begin Record extracts
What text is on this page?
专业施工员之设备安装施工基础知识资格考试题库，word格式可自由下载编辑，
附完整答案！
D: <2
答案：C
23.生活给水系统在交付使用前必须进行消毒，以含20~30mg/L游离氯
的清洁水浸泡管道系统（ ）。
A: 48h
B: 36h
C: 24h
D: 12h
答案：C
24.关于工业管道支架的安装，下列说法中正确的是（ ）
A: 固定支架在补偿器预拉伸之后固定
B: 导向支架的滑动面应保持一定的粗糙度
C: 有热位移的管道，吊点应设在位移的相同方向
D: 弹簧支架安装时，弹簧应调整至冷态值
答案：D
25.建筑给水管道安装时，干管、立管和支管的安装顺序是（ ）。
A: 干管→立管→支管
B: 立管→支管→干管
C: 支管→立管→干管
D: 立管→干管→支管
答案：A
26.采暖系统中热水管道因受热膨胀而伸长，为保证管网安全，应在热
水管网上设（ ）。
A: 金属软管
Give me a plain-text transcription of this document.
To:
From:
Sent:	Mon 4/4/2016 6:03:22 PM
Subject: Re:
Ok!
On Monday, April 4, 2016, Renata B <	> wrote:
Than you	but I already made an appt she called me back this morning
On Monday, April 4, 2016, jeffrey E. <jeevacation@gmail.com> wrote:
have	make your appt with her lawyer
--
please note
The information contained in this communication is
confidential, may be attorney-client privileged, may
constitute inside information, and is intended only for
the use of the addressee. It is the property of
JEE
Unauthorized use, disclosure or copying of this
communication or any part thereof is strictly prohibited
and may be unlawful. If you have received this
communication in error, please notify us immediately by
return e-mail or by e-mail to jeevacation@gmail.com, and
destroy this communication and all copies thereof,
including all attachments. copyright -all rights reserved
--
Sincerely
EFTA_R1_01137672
end Record extracts
Aim of the task → Reproduce each line of the entries in which the word "text" is found.

Exercise response →
What text is on this page?
Give me a plain-text transcription of this document.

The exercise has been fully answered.